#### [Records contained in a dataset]

=-=-=

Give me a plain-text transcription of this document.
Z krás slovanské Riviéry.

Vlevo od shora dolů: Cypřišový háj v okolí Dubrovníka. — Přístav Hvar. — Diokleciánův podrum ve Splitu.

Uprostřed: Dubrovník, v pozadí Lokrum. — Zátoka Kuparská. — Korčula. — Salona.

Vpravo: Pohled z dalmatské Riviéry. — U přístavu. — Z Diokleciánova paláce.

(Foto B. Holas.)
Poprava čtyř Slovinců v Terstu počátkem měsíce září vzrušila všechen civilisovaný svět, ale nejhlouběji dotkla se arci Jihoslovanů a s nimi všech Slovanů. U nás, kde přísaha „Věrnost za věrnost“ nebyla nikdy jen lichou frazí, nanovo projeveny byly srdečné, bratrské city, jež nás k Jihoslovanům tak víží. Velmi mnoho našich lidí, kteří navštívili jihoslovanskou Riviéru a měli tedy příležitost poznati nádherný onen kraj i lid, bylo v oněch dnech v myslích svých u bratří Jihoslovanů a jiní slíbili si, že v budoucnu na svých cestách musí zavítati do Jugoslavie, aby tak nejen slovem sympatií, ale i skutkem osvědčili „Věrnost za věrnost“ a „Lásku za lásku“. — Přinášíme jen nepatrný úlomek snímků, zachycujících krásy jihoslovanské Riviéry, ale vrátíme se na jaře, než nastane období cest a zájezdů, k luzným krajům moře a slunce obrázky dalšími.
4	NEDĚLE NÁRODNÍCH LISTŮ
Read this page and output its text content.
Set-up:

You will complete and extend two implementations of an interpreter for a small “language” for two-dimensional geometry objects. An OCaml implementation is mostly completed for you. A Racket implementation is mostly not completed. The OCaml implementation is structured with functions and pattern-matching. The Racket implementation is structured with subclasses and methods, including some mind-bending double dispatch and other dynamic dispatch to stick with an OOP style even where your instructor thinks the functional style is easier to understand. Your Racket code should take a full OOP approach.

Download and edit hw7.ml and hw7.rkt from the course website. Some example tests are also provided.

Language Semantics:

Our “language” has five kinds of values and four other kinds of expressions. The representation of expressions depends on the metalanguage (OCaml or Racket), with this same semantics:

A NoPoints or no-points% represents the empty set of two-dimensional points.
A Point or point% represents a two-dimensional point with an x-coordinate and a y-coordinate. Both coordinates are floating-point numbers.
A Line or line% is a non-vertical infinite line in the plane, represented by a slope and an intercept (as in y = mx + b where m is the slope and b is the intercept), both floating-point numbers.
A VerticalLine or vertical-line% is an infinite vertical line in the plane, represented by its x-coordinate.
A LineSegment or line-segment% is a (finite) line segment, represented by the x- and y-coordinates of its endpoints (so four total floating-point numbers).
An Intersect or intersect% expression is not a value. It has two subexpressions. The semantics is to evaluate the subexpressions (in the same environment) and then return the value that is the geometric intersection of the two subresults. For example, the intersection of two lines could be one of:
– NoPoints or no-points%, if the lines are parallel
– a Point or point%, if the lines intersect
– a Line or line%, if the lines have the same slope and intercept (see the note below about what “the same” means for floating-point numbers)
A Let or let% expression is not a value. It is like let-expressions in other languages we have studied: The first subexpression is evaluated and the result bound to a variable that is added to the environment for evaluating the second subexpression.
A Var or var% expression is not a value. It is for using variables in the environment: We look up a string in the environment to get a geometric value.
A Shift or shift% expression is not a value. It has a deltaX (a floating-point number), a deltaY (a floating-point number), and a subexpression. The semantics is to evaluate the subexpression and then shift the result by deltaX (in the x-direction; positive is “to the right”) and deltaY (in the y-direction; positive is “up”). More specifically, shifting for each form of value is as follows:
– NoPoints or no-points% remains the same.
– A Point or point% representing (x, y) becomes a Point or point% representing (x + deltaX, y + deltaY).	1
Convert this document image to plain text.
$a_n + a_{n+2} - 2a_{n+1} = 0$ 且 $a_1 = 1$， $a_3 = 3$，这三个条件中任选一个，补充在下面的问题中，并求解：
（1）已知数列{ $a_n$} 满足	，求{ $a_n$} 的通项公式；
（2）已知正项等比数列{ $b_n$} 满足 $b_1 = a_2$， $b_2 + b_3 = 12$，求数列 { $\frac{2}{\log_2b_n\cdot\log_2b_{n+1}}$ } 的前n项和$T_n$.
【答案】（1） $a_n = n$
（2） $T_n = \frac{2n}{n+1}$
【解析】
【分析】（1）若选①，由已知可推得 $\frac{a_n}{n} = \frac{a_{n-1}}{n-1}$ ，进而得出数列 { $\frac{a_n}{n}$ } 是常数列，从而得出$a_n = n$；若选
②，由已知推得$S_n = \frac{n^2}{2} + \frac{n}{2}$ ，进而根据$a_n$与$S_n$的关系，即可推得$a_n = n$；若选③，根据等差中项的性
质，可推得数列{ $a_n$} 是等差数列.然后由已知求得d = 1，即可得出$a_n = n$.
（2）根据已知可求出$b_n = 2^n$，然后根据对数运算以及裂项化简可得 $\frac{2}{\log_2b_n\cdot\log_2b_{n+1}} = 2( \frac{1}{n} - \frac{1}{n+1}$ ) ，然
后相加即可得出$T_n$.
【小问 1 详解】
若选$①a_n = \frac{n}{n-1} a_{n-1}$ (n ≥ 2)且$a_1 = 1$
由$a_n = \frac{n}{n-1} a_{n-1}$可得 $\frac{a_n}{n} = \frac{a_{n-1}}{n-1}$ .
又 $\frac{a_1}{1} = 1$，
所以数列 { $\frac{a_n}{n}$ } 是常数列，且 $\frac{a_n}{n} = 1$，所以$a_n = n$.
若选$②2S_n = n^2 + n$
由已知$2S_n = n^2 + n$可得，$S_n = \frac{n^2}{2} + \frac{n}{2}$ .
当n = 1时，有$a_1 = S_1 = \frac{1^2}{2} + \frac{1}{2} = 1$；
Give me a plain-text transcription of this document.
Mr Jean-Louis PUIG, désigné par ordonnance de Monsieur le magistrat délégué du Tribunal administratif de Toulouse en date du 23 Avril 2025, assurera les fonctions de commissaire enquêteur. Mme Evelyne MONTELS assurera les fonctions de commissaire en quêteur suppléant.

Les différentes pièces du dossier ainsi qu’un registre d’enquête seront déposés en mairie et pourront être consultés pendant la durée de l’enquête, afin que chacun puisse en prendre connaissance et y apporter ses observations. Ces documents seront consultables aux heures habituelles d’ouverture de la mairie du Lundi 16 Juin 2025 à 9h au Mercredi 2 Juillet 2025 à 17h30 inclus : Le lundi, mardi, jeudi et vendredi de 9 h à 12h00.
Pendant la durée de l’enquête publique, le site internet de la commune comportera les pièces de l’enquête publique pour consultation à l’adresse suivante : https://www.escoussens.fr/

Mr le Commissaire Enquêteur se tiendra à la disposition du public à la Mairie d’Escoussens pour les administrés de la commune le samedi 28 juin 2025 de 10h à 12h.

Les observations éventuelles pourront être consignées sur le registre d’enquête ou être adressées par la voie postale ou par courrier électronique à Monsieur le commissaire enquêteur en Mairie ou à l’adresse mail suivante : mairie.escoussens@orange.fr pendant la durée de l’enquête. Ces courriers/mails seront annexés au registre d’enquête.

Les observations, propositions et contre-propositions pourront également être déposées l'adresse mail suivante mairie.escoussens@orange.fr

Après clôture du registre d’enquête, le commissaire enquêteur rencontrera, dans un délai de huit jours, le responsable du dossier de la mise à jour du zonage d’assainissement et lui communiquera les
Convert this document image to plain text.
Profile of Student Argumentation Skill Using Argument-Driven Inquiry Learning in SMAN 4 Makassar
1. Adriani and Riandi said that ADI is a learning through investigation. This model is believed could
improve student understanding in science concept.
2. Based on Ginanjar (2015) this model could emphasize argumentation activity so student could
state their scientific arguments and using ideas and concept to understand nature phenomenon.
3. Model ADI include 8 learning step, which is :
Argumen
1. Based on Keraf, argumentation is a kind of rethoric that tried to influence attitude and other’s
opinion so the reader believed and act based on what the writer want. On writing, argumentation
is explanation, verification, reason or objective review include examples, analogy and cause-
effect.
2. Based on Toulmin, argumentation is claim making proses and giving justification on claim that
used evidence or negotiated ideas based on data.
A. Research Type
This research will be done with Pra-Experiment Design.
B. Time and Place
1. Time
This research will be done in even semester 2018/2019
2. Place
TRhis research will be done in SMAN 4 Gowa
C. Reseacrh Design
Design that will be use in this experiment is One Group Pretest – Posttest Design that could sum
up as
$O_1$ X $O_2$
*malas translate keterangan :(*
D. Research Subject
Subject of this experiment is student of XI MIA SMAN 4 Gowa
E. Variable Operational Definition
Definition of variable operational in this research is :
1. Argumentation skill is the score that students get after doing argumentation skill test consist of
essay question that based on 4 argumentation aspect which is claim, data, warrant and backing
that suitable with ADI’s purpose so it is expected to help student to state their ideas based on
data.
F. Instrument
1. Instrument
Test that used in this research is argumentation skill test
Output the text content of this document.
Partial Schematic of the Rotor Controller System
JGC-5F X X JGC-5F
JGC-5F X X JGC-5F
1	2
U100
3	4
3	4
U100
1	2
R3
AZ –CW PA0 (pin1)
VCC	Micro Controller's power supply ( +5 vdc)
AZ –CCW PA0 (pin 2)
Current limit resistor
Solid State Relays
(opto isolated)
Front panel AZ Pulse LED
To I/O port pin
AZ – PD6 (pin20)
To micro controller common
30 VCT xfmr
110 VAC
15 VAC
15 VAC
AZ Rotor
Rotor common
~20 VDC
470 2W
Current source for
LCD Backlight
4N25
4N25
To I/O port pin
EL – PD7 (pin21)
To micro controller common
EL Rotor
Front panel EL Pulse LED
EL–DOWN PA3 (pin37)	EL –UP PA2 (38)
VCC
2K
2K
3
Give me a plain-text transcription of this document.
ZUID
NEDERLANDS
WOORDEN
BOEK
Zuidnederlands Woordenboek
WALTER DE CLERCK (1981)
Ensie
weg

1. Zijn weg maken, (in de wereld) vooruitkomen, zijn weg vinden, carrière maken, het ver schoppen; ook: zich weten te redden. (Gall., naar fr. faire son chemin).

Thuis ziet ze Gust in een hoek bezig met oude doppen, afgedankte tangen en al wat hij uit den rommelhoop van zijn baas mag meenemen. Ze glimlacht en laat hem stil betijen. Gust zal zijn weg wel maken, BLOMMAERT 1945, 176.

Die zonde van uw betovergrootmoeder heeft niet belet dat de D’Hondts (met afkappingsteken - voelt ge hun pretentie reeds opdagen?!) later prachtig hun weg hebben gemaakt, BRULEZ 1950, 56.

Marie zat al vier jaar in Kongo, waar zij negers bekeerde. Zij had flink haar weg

=-=-=

#### [PROBLEM]
Select and copy every line of the listing with the word "Design".

#### [REPLY TO THE EXERCISE]
This research will be done with Pra-Experiment Design.
C. Reseacrh Design
Design that will be use in this experiment is One Group Pretest – Posttest Design that could sum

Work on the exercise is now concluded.